WRITTEN PROBLEM: Copy out the data below verbatim.

RECORD SET:
----
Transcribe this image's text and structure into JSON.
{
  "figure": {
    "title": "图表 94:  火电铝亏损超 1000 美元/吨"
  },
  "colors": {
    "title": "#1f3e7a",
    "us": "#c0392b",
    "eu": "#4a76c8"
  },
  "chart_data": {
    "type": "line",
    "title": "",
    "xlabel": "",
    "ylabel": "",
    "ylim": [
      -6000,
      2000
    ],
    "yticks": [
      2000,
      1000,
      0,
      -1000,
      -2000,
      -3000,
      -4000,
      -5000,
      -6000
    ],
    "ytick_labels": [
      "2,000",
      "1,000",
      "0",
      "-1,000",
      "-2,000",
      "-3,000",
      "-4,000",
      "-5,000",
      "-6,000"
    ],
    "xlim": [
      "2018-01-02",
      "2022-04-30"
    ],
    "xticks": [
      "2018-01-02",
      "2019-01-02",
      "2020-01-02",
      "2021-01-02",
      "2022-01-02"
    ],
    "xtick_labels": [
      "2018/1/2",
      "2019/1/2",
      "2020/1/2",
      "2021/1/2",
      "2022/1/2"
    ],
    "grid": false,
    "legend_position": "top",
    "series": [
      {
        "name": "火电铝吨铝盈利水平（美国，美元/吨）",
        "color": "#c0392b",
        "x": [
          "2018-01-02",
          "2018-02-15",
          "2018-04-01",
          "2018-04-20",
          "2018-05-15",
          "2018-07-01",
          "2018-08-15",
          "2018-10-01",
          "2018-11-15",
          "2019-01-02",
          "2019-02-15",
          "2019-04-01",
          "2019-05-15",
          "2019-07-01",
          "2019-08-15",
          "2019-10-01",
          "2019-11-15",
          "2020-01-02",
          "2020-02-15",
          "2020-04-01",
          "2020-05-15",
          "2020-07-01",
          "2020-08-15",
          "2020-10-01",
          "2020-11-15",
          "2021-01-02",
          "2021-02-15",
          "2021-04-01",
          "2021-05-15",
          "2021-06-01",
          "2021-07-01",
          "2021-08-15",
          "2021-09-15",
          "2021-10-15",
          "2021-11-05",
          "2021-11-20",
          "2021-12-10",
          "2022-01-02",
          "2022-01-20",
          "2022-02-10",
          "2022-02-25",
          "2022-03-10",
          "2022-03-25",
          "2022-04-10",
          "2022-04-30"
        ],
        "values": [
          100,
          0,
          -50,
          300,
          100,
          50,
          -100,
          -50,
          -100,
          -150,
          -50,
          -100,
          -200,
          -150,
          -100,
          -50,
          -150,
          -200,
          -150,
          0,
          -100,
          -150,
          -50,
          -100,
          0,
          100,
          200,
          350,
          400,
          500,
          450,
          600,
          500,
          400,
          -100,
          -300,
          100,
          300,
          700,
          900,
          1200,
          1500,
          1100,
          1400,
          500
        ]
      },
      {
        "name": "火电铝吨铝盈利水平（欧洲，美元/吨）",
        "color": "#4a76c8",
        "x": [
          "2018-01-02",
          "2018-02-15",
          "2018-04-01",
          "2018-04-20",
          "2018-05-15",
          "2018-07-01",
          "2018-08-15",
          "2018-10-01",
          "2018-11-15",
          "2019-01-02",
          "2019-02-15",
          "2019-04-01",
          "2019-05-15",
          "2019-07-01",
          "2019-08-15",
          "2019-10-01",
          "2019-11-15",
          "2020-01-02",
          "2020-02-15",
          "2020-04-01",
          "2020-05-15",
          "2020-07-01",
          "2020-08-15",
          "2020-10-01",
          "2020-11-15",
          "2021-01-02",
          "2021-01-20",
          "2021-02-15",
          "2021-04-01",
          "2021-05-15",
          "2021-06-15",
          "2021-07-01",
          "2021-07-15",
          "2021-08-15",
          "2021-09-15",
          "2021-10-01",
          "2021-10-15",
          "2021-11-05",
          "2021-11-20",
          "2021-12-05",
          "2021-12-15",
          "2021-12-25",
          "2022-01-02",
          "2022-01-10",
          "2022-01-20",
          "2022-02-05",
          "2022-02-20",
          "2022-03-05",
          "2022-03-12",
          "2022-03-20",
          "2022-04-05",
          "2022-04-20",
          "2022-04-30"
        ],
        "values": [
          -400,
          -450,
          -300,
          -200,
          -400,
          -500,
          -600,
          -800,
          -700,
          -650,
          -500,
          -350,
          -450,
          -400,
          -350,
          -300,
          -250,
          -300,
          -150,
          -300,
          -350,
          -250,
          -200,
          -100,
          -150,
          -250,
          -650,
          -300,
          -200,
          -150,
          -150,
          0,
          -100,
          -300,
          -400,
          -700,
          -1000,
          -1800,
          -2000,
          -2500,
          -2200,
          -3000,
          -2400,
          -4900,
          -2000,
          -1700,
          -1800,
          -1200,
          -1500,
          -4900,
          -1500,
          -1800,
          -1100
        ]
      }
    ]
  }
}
----
TASK RESPONSE:
Transcribe this image's text and structure into JSON.
{
  "figure": {
    "title": "图表 94:  火电铝亏损超 1000 美元/吨"
  },
  "colors": {
    "title": "#1f3e7a",
    "us": "#c0392b",
    "eu": "#4a76c8"
  },
  "chart_data": {
    "type": "line",
    "title": "",
    "xlabel": "",
    "ylabel": "",
    "ylim": [
      -6000,
      2000
    ],
    "yticks": [
      2000,
      1000,
      0,
      -1000,
      -2000,
      -3000,
      -4000,
      -5000,
      -6000
    ],
    "ytick_labels": [
      "2,000",
      "1,000",
      "0",
      "-1,000",
      "-2,000",
      "-3,000",
      "-4,000",
      "-5,000",
      "-6,000"
    ],
    "xlim": [
      "2018-01-02",
      "2022-04-30"
    ],
    "xticks": [
      "2018-01-02",
      "2019-01-02",
      "2020-01-02",
      "2021-01-02",
      "2022-01-02"
    ],
    "xtick_labels": [
      "2018/1/2",
      "2019/1/2",
      "2020/1/2",
      "2021/1/2",
      "2022/1/2"
    ],
    "grid": false,
    "legend_position": "top",
    "series": [
      {
        "name": "火电铝吨铝盈利水平（美国，美元/吨）",
        "color": "#c0392b",
        "x": [
          "2018-01-02",
          "2018-02-15",
          "2018-04-01",
          "2018-04-20",
          "2018-05-15",
          "2018-07-01",
          "2018-08-15",
          "2018-10-01",
          "2018-11-15",
          "2019-01-02",
          "2019-02-15",
          "2019-04-01",
          "2019-05-15",
          "2019-07-01",
          "2019-08-15",
          "2019-10-01",
          "2019-11-15",
          "2020-01-02",
          "2020-02-15",
          "2020-04-01",
          "2020-05-15",
          "2020-07-01",
          "2020-08-15",
          "2020-10-01",
          "2020-11-15",
          "2021-01-02",
          "2021-02-15",
          "2021-04-01",
          "2021-05-15",
          "2021-06-01",
          "2021-07-01",
          "2021-08-15",
          "2021-09-15",
          "2021-10-15",
          "2021-11-05",
          "2021-11-20",
          "2021-12-10",
          "2022-01-02",
          "2022-01-20",
          "2022-02-10",
          "2022-02-25",
          "2022-03-10",
          "2022-03-25",
          "2022-04-10",
          "2022-04-30"
        ],
        "values": [
          100,
          0,
          -50,
          300,
          100,
          50,
          -100,
          -50,
          -100,
          -150,
          -50,
          -100,
          -200,
          -150,
          -100,
          -50,
          -150,
          -200,
          -150,
          0,
          -100,
          -150,
          -50,
          -100,
          0,
          100,
          200,
          350,
          400,
          500,
          450,
          600,
          500,
          400,
          -100,
          -300,
          100,
          300,
          700,
          900,
          1200,
          1500,
          1100,
          1400,
          500
        ]
      },
      {
        "name": "火电铝吨铝盈利水平（欧洲，美元/吨）",
        "color": "#4a76c8",
        "x": [
          "2018-01-02",
          "2018-02-15",
          "2018-04-01",
          "2018-04-20",
          "2018-05-15",
          "2018-07-01",
          "2018-08-15",
          "2018-10-01",
          "2018-11-15",
          "2019-01-02",
          "2019-02-15",
          "2019-04-01",
          "2019-05-15",
          "2019-07-01",
          "2019-08-15",
          "2019-10-01",
          "2019-11-15",
          "2020-01-02",
          "2020-02-15",
          "2020-04-01",
          "2020-05-15",
          "2020-07-01",
          "2020-08-15",
          "2020-10-01",
          "2020-11-15",
          "2021-01-02",
          "2021-01-20",
          "2021-02-15",
          "2021-04-01",
          "2021-05-15",
          "2021-06-15",
          "2021-07-01",
          "2021-07-15",
          "2021-08-15",
          "2021-09-15",
          "2021-10-01",
          "2021-10-15",
          "2021-11-05",
          "2021-11-20",
          "2021-12-05",
          "2021-12-15",
          "2021-12-25",
          "2022-01-02",
          "2022-01-10",
          "2022-01-20",
          "2022-02-05",
          "2022-02-20",
          "2022-03-05",
          "2022-03-12",
          "2022-03-20",
          "2022-04-05",
          "2022-04-20",
          "2022-04-30"
        ],
        "values": [
          -400,
          -450,
          -300,
          -200,
          -400,
          -500,
          -600,
          -800,
          -700,
          -650,
          -500,
          -350,
          -450,
          -400,
          -350,
          -300,
          -250,
          -300,
          -150,
          -300,
          -350,
          -250,
          -200,
          -100,
          -150,
          -250,
          -650,
          -300,
          -200,
          -150,
          -150,
          0,
          -100,
          -300,
          -400,
          -700,
          -1000,
          -1800,
          -2000,
          -2500,
          -2200,
          -3000,
          -2400,
          -4900,
          -2000,
          -1700,
          -1800,
          -1200,
          -1500,
          -4900,
          -1500,
          -1800,
          -1100
        ]
      }
    ]
  }
}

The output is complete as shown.